* **EXERCISE TASK**
Pictures do not belong in the copy; restate the records below word for word.

┌─ RECORDS SUPPLIED

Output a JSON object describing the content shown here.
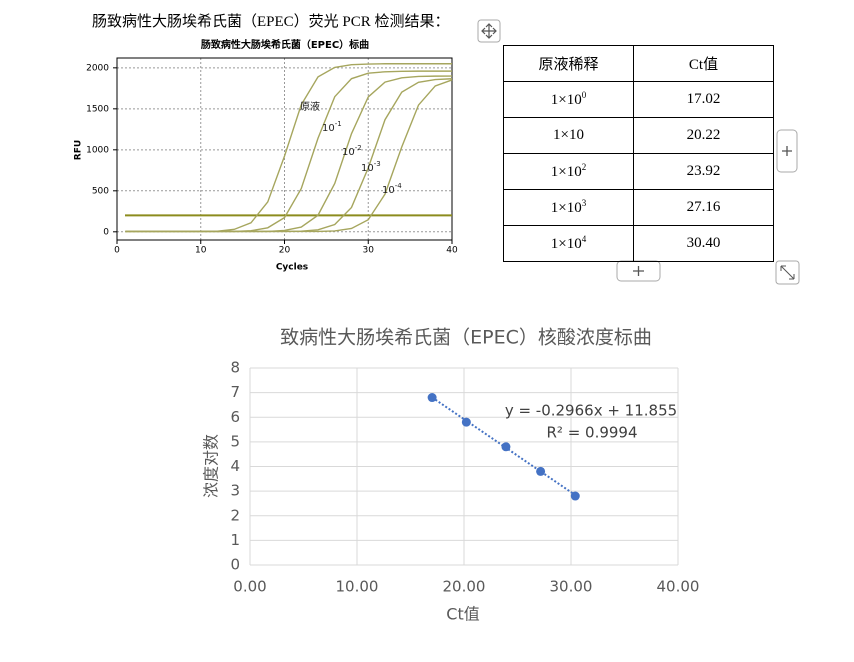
{
  "heading": "肠致病性大肠埃希氏菌（EPEC）荧光 PCR 检测结果：",
  "chart_data": [
    {
      "type": "line",
      "title": "肠致病性大肠埃希氏菌（EPEC）标曲",
      "x_label": "Cycles",
      "y_label": "RFU",
      "xlim": [
        0,
        40
      ],
      "ylim": [
        -100,
        2120
      ],
      "xticks": [
        0,
        10,
        20,
        30,
        40
      ],
      "yticks": [
        0,
        500,
        1000,
        1500,
        2000
      ],
      "grid": true,
      "color": "#a6a65e",
      "threshold": 200,
      "threshold_color": "#8c8c1e",
      "x": [
        1,
        2,
        4,
        6,
        8,
        10,
        12,
        14,
        16,
        18,
        20,
        22,
        24,
        26,
        28,
        30,
        32,
        34,
        36,
        38,
        40
      ],
      "series": [
        {
          "name": "原液",
          "values": [
            5,
            5,
            5,
            5,
            5,
            5,
            8,
            30,
            110,
            364,
            923,
            1550,
            1890,
            2005,
            2038,
            2046,
            2050,
            2050,
            2050,
            2050,
            2050
          ]
        },
        {
          "name": "10",
          "exponent": "-1",
          "values": [
            5,
            5,
            5,
            5,
            5,
            5,
            5,
            5,
            13,
            49,
            173,
            527,
            1141,
            1648,
            1868,
            1935,
            1952,
            1957,
            1960,
            1960,
            1960
          ]
        },
        {
          "name": "10",
          "exponent": "-2",
          "values": [
            5,
            5,
            5,
            5,
            5,
            5,
            5,
            5,
            5,
            5,
            16,
            58,
            202,
            589,
            1197,
            1645,
            1826,
            1879,
            1895,
            1899,
            1900
          ]
        },
        {
          "name": "10",
          "exponent": "-3",
          "values": [
            5,
            5,
            5,
            5,
            5,
            5,
            5,
            5,
            5,
            5,
            5,
            7,
            24,
            89,
            297,
            780,
            1367,
            1704,
            1824,
            1857,
            1867
          ]
        },
        {
          "name": "10",
          "exponent": "-4",
          "values": [
            5,
            5,
            5,
            5,
            5,
            5,
            5,
            5,
            5,
            5,
            5,
            5,
            5,
            11,
            41,
            147,
            459,
            1034,
            1546,
            1779,
            1852
          ]
        }
      ]
    },
    {
      "type": "scatter",
      "title": "致病性大肠埃希氏菌（EPEC）核酸浓度标曲",
      "x_label": "Ct值",
      "y_label": "浓度对数",
      "xlim": [
        0,
        40
      ],
      "ylim": [
        0,
        8
      ],
      "xticks": [
        {
          "value": 0,
          "label": "0.00"
        },
        {
          "value": 10,
          "label": "10.00"
        },
        {
          "value": 20,
          "label": "20.00"
        },
        {
          "value": 30,
          "label": "30.00"
        },
        {
          "value": 40,
          "label": "40.00"
        }
      ],
      "yticks": [
        0,
        1,
        2,
        3,
        4,
        5,
        6,
        7,
        8
      ],
      "grid": true,
      "color": "#4472c4",
      "x": [
        17.02,
        20.22,
        23.92,
        27.16,
        30.4
      ],
      "values": [
        6.8,
        5.8,
        4.8,
        3.8,
        2.8
      ],
      "trendline": {
        "slope": -0.2966,
        "intercept": 11.855,
        "equation": "y = -0.2966x + 11.855",
        "r_squared": "R² = 0.9994"
      }
    }
  ],
  "table": {
    "header": [
      "原液稀释",
      "Ct值"
    ],
    "rows": [
      {
        "dilution": "1×10",
        "exponent": "0",
        "ct": "17.02"
      },
      {
        "dilution": "1×10",
        "ct": "20.22"
      },
      {
        "dilution": "1×10",
        "exponent": "2",
        "ct": "23.92"
      },
      {
        "dilution": "1×10",
        "exponent": "3",
        "ct": "27.16"
      },
      {
        "dilution": "1×10",
        "exponent": "4",
        "ct": "30.40"
      }
    ]
  }
}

└─

* **ANSWER TO THIS PROBLEM**
Output a JSON object describing the content shown here.
{
  "heading": "肠致病性大肠埃希氏菌（EPEC）荧光 PCR 检测结果：",
  "chart_data": [
    {
      "type": "line",
      "title": "肠致病性大肠埃希氏菌（EPEC）标曲",
      "x_label": "Cycles",
      "y_label": "RFU",
      "xlim": [
        0,
        40
      ],
      "ylim": [
        -100,
        2120
      ],
      "xticks": [
        0,
        10,
        20,
        30,
        40
      ],
      "yticks": [
        0,
        500,
        1000,
        1500,
        2000
      ],
      "grid": true,
      "color": "#a6a65e",
      "threshold": 200,
      "threshold_color": "#8c8c1e",
      "x": [
        1,
        2,
        4,
        6,
        8,
        10,
        12,
        14,
        16,
        18,
        20,
        22,
        24,
        26,
        28,
        30,
        32,
        34,
        36,
        38,
        40
      ],
      "series": [
        {
          "name": "原液",
          "values": [
            5,
            5,
            5,
            5,
            5,
            5,
            8,
            30,
            110,
            364,
            923,
            1550,
            1890,
            2005,
            2038,
            2046,
            2050,
            2050,
            2050,
            2050,
            2050
          ]
        },
        {
          "name": "10",
          "exponent": "-1",
          "values": [
            5,
            5,
            5,
            5,
            5,
            5,
            5,
            5,
            13,
            49,
            173,
            527,
            1141,
            1648,
            1868,
            1935,
            1952,
            1957,
            1960,
            1960,
            1960
          ]
        },
        {
          "name": "10",
          "exponent": "-2",
          "values": [
            5,
            5,
            5,
            5,
            5,
            5,
            5,
            5,
            5,
            5,
            16,
            58,
            202,
            589,
            1197,
            1645,
            1826,
            1879,
            1895,
            1899,
            1900
          ]
        },
        {
          "name": "10",
          "exponent": "-3",
          "values": [
            5,
            5,
            5,
            5,
            5,
            5,
            5,
            5,
            5,
            5,
            5,
            7,
            24,
            89,
            297,
            780,
            1367,
            1704,
            1824,
            1857,
            1867
          ]
        },
        {
          "name": "10",
          "exponent": "-4",
          "values": [
            5,
            5,
            5,
            5,
            5,
            5,
            5,
            5,
            5,
            5,
            5,
            5,
            5,
            11,
            41,
            147,
            459,
            1034,
            1546,
            1779,
            1852
          ]
        }
      ]
    },
    {
      "type": "scatter",
      "title": "致病性大肠埃希氏菌（EPEC）核酸浓度标曲",
      "x_label": "Ct值",
      "y_label": "浓度对数",
      "xlim": [
        0,
        40
      ],
      "ylim": [
        0,
        8
      ],
      "xticks": [
        {
          "value": 0,
          "label": "0.00"
        },
        {
          "value": 10,
          "label": "10.00"
        },
        {
          "value": 20,
          "label": "20.00"
        },
        {
          "value": 30,
          "label": "30.00"
        },
        {
          "value": 40,
          "label": "40.00"
        }
      ],
      "yticks": [
        0,
        1,
        2,
        3,
        4,
        5,
        6,
        7,
        8
      ],
      "grid": true,
      "color": "#4472c4",
      "x": [
        17.02,
        20.22,
        23.92,
        27.16,
        30.4
      ],
      "values": [
        6.8,
        5.8,
        4.8,
        3.8,
        2.8
      ],
      "trendline": {
        "slope": -0.2966,
        "intercept": 11.855,
        "equation": "y = -0.2966x + 11.855",
        "r_squared": "R² = 0.9994"
      }
    }
  ],
  "table": {
    "header": [
      "原液稀释",
      "Ct值"
    ],
    "rows": [
      {
        "dilution": "1×10",
        "exponent": "0",
        "ct": "17.02"
      },
      {
        "dilution": "1×10",
        "ct": "20.22"
      },
      {
        "dilution": "1×10",
        "exponent": "2",
        "ct": "23.92"
      },
      {
        "dilution": "1×10",
        "exponent": "3",
        "ct": "27.16"
      },
      {
        "dilution": "1×10",
        "exponent": "4",
        "ct": "30.40"
      }
    ]
  }
}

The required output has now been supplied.